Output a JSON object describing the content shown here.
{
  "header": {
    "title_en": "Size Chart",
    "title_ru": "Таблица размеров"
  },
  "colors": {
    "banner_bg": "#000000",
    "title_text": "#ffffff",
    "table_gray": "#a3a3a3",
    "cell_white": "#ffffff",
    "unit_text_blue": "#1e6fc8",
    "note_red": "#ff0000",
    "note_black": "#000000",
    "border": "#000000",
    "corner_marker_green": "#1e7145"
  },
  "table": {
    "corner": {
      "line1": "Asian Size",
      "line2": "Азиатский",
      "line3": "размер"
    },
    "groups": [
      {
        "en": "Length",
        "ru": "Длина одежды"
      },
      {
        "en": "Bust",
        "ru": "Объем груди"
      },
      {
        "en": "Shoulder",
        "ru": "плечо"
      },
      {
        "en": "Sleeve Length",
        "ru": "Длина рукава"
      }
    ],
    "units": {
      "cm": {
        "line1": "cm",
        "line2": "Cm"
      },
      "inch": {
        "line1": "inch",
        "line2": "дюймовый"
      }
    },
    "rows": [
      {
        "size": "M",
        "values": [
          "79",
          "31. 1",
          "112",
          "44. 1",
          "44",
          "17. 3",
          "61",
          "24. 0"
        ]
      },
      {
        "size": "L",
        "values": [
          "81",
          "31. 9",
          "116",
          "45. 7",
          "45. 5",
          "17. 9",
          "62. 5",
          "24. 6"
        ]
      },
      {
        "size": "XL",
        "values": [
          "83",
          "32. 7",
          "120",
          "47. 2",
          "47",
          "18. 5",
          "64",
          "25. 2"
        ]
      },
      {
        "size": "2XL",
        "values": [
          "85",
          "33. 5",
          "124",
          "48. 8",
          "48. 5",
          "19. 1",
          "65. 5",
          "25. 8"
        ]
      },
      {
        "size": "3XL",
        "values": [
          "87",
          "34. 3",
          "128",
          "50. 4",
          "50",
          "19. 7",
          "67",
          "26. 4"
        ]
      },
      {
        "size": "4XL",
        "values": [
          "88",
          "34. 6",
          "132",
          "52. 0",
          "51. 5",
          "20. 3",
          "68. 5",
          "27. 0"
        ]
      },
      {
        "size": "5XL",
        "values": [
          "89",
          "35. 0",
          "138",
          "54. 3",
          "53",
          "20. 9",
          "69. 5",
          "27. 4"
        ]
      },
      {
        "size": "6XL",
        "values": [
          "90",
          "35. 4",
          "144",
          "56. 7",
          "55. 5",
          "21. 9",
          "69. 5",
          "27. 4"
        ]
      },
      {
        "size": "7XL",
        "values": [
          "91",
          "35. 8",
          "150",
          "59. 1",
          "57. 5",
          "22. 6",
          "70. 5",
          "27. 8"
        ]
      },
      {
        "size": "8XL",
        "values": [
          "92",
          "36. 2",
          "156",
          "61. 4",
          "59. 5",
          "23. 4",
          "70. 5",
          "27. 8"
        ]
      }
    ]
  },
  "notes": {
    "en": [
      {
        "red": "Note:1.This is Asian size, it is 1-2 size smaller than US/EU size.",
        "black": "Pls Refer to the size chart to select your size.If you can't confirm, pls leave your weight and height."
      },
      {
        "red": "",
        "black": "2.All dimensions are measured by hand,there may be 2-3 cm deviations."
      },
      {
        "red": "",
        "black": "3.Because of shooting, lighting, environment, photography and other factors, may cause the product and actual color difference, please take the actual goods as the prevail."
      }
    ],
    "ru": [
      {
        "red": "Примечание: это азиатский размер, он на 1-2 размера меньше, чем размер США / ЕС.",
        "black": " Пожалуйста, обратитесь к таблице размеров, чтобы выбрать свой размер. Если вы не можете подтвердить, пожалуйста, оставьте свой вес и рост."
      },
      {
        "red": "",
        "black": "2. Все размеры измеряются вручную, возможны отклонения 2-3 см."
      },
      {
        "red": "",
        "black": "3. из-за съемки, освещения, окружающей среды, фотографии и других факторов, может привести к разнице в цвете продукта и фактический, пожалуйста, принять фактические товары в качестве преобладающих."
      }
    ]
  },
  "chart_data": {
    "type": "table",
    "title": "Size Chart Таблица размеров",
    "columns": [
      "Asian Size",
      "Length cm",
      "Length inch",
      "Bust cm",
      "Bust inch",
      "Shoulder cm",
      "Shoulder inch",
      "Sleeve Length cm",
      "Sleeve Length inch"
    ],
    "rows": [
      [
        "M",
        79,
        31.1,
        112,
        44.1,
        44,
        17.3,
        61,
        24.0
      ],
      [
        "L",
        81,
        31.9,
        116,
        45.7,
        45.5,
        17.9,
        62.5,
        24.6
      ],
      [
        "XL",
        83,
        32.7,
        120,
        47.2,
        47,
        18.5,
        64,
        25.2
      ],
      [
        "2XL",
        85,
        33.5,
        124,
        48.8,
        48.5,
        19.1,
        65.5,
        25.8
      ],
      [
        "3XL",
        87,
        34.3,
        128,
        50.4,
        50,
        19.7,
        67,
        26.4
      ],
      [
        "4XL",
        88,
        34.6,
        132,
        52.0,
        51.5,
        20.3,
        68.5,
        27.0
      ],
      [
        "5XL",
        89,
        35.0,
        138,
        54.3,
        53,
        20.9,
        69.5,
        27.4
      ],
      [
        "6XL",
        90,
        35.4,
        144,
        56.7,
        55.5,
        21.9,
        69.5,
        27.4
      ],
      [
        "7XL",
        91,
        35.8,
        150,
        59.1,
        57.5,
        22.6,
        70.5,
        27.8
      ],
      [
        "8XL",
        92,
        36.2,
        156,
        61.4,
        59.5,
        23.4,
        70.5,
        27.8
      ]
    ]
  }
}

- - -

_Do this_: Give the listing again, word for word.

_Task solution_:
Output a JSON object describing the content shown here.
{
  "header": {
    "title_en": "Size Chart",
    "title_ru": "Таблица размеров"
  },
  "colors": {
    "banner_bg": "#000000",
    "title_text": "#ffffff",
    "table_gray": "#a3a3a3",
    "cell_white": "#ffffff",
    "unit_text_blue": "#1e6fc8",
    "note_red": "#ff0000",
    "note_black": "#000000",
    "border": "#000000",
    "corner_marker_green": "#1e7145"
  },
  "table": {
    "corner": {
      "line1": "Asian Size",
      "line2": "Азиатский",
      "line3": "размер"
    },
    "groups": [
      {
        "en": "Length",
        "ru": "Длина одежды"
      },
      {
        "en": "Bust",
        "ru": "Объем груди"
      },
      {
        "en": "Shoulder",
        "ru": "плечо"
      },
      {
        "en": "Sleeve Length",
        "ru": "Длина рукава"
      }
    ],
    "units": {
      "cm": {
        "line1": "cm",
        "line2": "Cm"
      },
      "inch": {
        "line1": "inch",
        "line2": "дюймовый"
      }
    },
    "rows": [
      {
        "size": "M",
        "values": [
          "79",
          "31. 1",
          "112",
          "44. 1",
          "44",
          "17. 3",
          "61",
          "24. 0"
        ]
      },
      {
        "size": "L",
        "values": [
          "81",
          "31. 9",
          "116",
          "45. 7",
          "45. 5",
          "17. 9",
          "62. 5",
          "24. 6"
        ]
      },
      {
        "size": "XL",
        "values": [
          "83",
          "32. 7",
          "120",
          "47. 2",
          "47",
          "18. 5",
          "64",
          "25. 2"
        ]
      },
      {
        "size": "2XL",
        "values": [
          "85",
          "33. 5",
          "124",
          "48. 8",
          "48. 5",
          "19. 1",
          "65. 5",
          "25. 8"
        ]
      },
      {
        "size": "3XL",
        "values": [
          "87",
          "34. 3",
          "128",
          "50. 4",
          "50",
          "19. 7",
          "67",
          "26. 4"
        ]
      },
      {
        "size": "4XL",
        "values": [
          "88",
          "34. 6",
          "132",
          "52. 0",
          "51. 5",
          "20. 3",
          "68. 5",
          "27. 0"
        ]
      },
      {
        "size": "5XL",
        "values": [
          "89",
          "35. 0",
          "138",
          "54. 3",
          "53",
          "20. 9",
          "69. 5",
          "27. 4"
        ]
      },
      {
        "size": "6XL",
        "values": [
          "90",
          "35. 4",
          "144",
          "56. 7",
          "55. 5",
          "21. 9",
          "69. 5",
          "27. 4"
        ]
      },
      {
        "size": "7XL",
        "values": [
          "91",
          "35. 8",
          "150",
          "59. 1",
          "57. 5",
          "22. 6",
          "70. 5",
          "27. 8"
        ]
      },
      {
        "size": "8XL",
        "values": [
          "92",
          "36. 2",
          "156",
          "61. 4",
          "59. 5",
          "23. 4",
          "70. 5",
          "27. 8"
        ]
      }
    ]
  },
  "notes": {
    "en": [
      {
        "red": "Note:1.This is Asian size, it is 1-2 size smaller than US/EU size.",
        "black": "Pls Refer to the size chart to select your size.If you can't confirm, pls leave your weight and height."
      },
      {
        "red": "",
        "black": "2.All dimensions are measured by hand,there may be 2-3 cm deviations."
      },
      {
        "red": "",
        "black": "3.Because of shooting, lighting, environment, photography and other factors, may cause the product and actual color difference, please take the actual goods as the prevail."
      }
    ],
    "ru": [
      {
        "red": "Примечание: это азиатский размер, он на 1-2 размера меньше, чем размер США / ЕС.",
        "black": " Пожалуйста, обратитесь к таблице размеров, чтобы выбрать свой размер. Если вы не можете подтвердить, пожалуйста, оставьте свой вес и рост."
      },
      {
        "red": "",
        "black": "2. Все размеры измеряются вручную, возможны отклонения 2-3 см."
      },
      {
        "red": "",
        "black": "3. из-за съемки, освещения, окружающей среды, фотографии и других факторов, может привести к разнице в цвете продукта и фактический, пожалуйста, принять фактические товары в качестве преобладающих."
      }
    ]
  },
  "chart_data": {
    "type": "table",
    "title": "Size Chart Таблица размеров",
    "columns": [
      "Asian Size",
      "Length cm",
      "Length inch",
      "Bust cm",
      "Bust inch",
      "Shoulder cm",
      "Shoulder inch",
      "Sleeve Length cm",
      "Sleeve Length inch"
    ],
    "rows": [
      [
        "M",
        79,
        31.1,
        112,
        44.1,
        44,
        17.3,
        61,
        24.0
      ],
      [
        "L",
        81,
        31.9,
        116,
        45.7,
        45.5,
        17.9,
        62.5,
        24.6
      ],
      [
        "XL",
        83,
        32.7,
        120,
        47.2,
        47,
        18.5,
        64,
        25.2
      ],
      [
        "2XL",
        85,
        33.5,
        124,
        48.8,
        48.5,
        19.1,
        65.5,
        25.8
      ],
      [
        "3XL",
        87,
        34.3,
        128,
        50.4,
        50,
        19.7,
        67,
        26.4
      ],
      [
        "4XL",
        88,
        34.6,
        132,
        52.0,
        51.5,
        20.3,
        68.5,
        27.0
      ],
      [
        "5XL",
        89,
        35.0,
        138,
        54.3,
        53,
        20.9,
        69.5,
        27.4
      ],
      [
        "6XL",
        90,
        35.4,
        144,
        56.7,
        55.5,
        21.9,
        69.5,
        27.4
      ],
      [
        "7XL",
        91,
        35.8,
        150,
        59.1,
        57.5,
        22.6,
        70.5,
        27.8
      ],
      [
        "8XL",
        92,
        36.2,
        156,
        61.4,
        59.5,
        23.4,
        70.5,
        27.8
      ]
    ]
  }
}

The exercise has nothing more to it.